----- DATA SUPPLIED -----

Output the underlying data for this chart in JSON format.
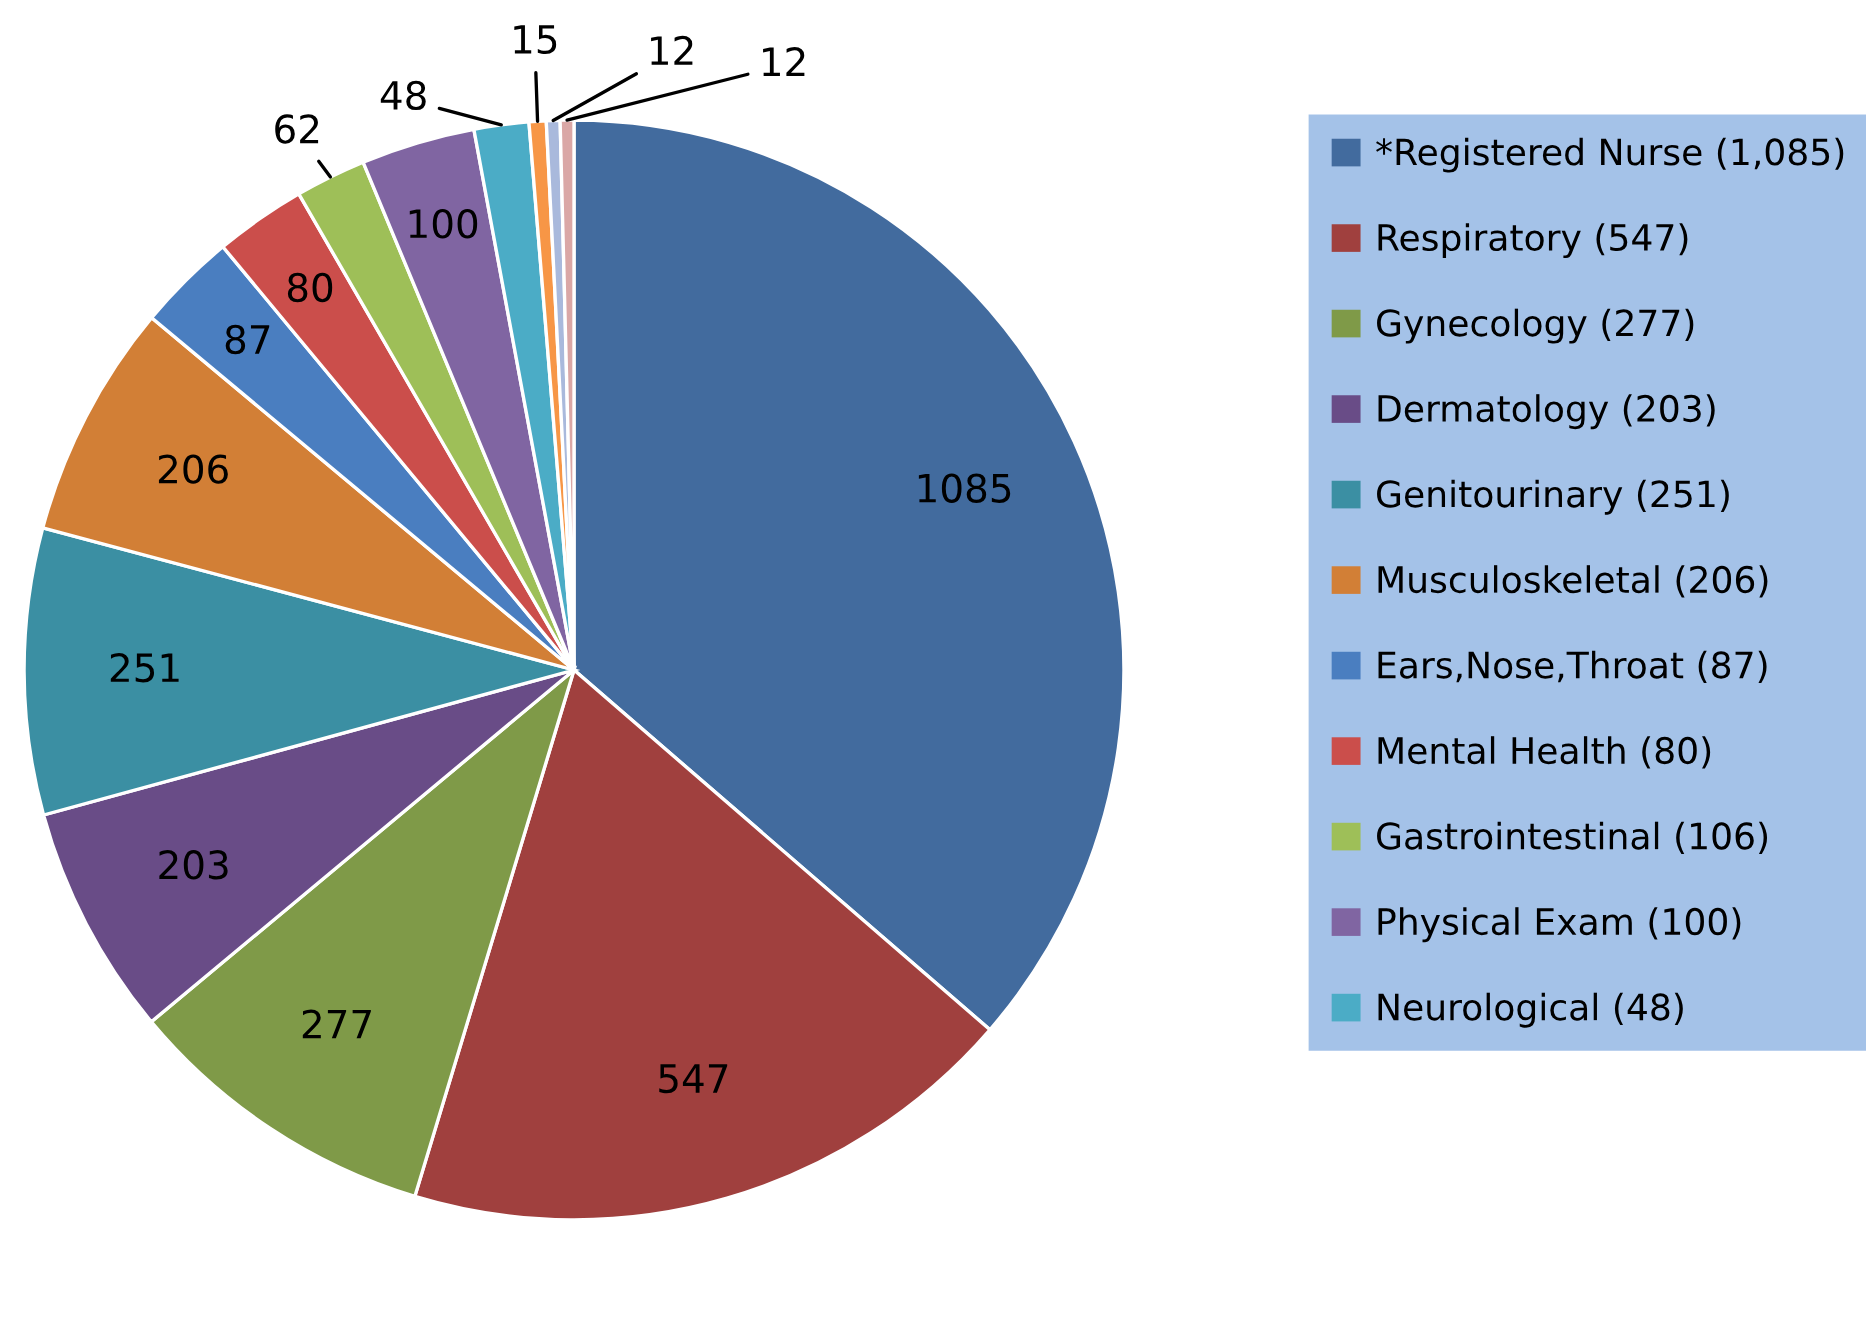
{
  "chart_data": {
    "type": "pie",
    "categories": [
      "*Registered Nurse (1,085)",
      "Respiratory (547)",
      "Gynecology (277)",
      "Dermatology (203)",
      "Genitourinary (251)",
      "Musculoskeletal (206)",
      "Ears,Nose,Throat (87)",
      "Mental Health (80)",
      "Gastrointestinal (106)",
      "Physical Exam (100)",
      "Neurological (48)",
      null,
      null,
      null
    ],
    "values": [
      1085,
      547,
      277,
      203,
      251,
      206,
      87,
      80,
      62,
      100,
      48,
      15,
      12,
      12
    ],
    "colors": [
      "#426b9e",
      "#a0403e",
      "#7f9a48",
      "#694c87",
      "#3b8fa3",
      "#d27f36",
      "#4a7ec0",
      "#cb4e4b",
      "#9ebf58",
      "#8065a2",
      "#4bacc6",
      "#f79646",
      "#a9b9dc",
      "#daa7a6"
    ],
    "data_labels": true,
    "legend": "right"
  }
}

-----

WHAT IS NEEDED:
Restate each line of the records exactly; pictures do not belong in the copy.

REPLY TO THE EXERCISE:
Output the underlying data for this chart in JSON format.
{
  "chart_data": {
    "type": "pie",
    "categories": [
      "*Registered Nurse (1,085)",
      "Respiratory (547)",
      "Gynecology (277)",
      "Dermatology (203)",
      "Genitourinary (251)",
      "Musculoskeletal (206)",
      "Ears,Nose,Throat (87)",
      "Mental Health (80)",
      "Gastrointestinal (106)",
      "Physical Exam (100)",
      "Neurological (48)",
      null,
      null,
      null
    ],
    "values": [
      1085,
      547,
      277,
      203,
      251,
      206,
      87,
      80,
      62,
      100,
      48,
      15,
      12,
      12
    ],
    "colors": [
      "#426b9e",
      "#a0403e",
      "#7f9a48",
      "#694c87",
      "#3b8fa3",
      "#d27f36",
      "#4a7ec0",
      "#cb4e4b",
      "#9ebf58",
      "#8065a2",
      "#4bacc6",
      "#f79646",
      "#a9b9dc",
      "#daa7a6"
    ],
    "data_labels": true,
    "legend": "right"
  }
}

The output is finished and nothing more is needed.